# [Objective]
Gather every line holding the string "bottom".

# [Supplied material]
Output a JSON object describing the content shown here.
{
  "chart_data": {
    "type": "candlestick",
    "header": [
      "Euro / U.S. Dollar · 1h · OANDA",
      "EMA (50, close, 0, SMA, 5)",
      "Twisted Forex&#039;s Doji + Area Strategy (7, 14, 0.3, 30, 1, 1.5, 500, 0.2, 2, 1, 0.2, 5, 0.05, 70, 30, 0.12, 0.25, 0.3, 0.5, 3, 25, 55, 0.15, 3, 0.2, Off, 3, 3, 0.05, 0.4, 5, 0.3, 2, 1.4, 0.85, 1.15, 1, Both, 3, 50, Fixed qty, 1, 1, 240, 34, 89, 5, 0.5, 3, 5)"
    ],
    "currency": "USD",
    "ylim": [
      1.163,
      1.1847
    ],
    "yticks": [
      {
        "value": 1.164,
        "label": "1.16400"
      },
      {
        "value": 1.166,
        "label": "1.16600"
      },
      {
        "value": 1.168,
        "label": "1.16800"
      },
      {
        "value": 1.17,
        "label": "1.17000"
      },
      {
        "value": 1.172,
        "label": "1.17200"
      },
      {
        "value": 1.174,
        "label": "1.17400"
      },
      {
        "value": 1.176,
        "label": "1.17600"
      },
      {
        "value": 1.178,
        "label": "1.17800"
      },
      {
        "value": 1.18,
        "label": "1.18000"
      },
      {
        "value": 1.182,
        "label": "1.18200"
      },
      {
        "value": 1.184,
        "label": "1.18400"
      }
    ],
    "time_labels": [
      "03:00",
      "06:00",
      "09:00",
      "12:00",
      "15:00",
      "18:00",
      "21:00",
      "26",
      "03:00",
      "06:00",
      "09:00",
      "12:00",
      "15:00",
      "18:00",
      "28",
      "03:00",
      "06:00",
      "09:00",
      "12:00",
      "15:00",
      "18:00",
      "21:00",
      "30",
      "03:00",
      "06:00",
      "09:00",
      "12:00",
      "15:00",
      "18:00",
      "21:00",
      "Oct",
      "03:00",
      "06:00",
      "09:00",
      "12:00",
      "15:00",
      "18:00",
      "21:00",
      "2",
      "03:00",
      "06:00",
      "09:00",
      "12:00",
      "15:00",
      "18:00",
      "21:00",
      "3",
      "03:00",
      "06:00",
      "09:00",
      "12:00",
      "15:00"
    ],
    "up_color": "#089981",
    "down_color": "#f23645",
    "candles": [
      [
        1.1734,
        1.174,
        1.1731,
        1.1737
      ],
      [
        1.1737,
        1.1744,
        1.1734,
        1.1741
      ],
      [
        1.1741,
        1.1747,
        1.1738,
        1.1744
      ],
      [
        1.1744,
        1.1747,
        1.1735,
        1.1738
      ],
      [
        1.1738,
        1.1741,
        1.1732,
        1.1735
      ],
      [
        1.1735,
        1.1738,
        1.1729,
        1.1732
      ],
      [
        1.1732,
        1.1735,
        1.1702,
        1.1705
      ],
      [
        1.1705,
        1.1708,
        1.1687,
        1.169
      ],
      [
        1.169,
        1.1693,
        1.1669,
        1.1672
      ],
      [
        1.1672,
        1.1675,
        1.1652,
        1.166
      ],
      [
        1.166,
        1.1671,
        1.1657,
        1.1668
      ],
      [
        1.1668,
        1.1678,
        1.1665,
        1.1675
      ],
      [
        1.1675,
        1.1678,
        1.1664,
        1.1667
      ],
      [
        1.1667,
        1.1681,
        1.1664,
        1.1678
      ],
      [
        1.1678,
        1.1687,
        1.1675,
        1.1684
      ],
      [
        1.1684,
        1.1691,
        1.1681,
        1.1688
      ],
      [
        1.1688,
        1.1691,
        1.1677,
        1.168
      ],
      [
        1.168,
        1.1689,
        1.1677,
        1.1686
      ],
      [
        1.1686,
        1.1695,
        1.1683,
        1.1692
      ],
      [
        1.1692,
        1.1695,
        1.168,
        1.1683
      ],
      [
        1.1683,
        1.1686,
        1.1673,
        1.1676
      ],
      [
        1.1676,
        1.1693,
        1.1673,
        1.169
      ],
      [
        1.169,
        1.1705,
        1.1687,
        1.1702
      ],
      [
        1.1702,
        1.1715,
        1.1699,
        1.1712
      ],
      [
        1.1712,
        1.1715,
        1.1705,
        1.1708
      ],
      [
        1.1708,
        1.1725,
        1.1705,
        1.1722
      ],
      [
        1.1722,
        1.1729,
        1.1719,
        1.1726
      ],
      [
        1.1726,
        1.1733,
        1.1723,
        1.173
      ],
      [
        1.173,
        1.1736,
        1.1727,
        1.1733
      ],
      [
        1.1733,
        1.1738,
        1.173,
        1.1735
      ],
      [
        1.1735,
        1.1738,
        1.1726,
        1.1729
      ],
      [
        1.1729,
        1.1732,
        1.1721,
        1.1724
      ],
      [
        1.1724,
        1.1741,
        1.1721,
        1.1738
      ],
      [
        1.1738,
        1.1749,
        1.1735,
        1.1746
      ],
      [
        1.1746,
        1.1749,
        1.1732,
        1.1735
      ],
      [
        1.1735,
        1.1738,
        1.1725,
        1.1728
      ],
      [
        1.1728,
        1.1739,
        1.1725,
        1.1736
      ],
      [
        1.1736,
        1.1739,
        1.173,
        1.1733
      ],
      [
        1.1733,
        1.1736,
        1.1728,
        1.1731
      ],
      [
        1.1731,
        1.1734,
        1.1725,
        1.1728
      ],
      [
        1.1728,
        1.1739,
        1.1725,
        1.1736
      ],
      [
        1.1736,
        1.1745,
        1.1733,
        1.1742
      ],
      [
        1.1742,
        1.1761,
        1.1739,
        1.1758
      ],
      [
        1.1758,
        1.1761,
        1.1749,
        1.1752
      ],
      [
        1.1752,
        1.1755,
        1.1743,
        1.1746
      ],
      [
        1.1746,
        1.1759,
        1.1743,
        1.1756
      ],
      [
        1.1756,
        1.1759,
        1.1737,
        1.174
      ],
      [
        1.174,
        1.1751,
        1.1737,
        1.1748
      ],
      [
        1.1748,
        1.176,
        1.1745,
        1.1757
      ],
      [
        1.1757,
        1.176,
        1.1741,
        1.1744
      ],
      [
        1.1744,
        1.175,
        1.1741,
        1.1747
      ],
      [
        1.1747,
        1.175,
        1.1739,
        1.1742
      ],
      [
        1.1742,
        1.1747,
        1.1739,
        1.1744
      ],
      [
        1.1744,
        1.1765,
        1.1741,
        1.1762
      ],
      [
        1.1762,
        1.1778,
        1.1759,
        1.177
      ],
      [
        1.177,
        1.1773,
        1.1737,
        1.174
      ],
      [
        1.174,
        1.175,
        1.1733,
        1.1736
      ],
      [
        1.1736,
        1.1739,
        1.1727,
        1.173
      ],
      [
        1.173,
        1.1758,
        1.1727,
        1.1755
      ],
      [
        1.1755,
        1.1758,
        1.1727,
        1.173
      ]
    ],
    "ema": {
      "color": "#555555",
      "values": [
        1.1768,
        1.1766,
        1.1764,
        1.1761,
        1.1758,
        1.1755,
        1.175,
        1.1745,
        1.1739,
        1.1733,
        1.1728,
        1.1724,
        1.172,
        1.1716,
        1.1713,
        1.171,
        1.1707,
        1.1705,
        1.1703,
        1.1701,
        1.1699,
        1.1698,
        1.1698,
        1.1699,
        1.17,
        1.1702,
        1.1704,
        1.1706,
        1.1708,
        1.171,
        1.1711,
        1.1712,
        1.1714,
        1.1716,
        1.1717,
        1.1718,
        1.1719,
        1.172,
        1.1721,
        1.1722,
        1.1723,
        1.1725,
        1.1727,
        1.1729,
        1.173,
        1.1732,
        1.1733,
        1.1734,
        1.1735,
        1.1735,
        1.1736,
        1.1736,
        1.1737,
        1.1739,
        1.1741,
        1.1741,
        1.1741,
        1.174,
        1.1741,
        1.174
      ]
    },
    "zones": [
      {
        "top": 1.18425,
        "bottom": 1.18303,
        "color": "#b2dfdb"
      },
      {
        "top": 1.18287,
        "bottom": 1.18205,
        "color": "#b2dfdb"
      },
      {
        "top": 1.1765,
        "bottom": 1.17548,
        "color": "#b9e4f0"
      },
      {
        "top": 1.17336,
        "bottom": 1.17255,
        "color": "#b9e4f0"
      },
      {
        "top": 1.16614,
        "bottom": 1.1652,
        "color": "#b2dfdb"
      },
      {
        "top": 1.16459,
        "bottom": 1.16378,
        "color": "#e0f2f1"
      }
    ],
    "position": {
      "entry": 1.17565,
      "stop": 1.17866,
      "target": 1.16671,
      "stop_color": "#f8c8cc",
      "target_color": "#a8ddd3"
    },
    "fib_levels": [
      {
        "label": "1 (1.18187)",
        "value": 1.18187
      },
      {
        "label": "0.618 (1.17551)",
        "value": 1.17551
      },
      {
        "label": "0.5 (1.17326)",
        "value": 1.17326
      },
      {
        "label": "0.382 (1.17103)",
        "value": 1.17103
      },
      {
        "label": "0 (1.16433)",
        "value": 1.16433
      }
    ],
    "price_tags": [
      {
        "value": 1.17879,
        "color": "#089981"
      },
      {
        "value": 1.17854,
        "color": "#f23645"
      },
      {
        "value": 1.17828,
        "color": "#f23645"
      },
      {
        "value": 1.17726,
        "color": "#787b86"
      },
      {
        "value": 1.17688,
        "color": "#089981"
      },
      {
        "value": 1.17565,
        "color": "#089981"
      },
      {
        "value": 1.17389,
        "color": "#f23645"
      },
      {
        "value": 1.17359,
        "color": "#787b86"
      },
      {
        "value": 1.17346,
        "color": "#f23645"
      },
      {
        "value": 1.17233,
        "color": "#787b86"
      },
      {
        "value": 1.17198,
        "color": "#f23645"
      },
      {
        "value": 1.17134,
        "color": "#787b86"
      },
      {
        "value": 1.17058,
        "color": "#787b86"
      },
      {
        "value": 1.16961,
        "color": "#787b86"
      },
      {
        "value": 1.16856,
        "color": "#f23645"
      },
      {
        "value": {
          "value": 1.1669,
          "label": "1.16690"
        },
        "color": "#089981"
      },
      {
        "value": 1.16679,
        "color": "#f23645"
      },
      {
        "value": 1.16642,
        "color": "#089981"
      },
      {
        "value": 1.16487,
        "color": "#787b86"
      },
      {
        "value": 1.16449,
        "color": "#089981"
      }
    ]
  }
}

# [The completed task]
        "bottom": 1.18303,
        "bottom": 1.18205,
        "bottom": 1.17548,
        "bottom": 1.17255,
        "bottom": 1.1652,
        "bottom": 1.16378,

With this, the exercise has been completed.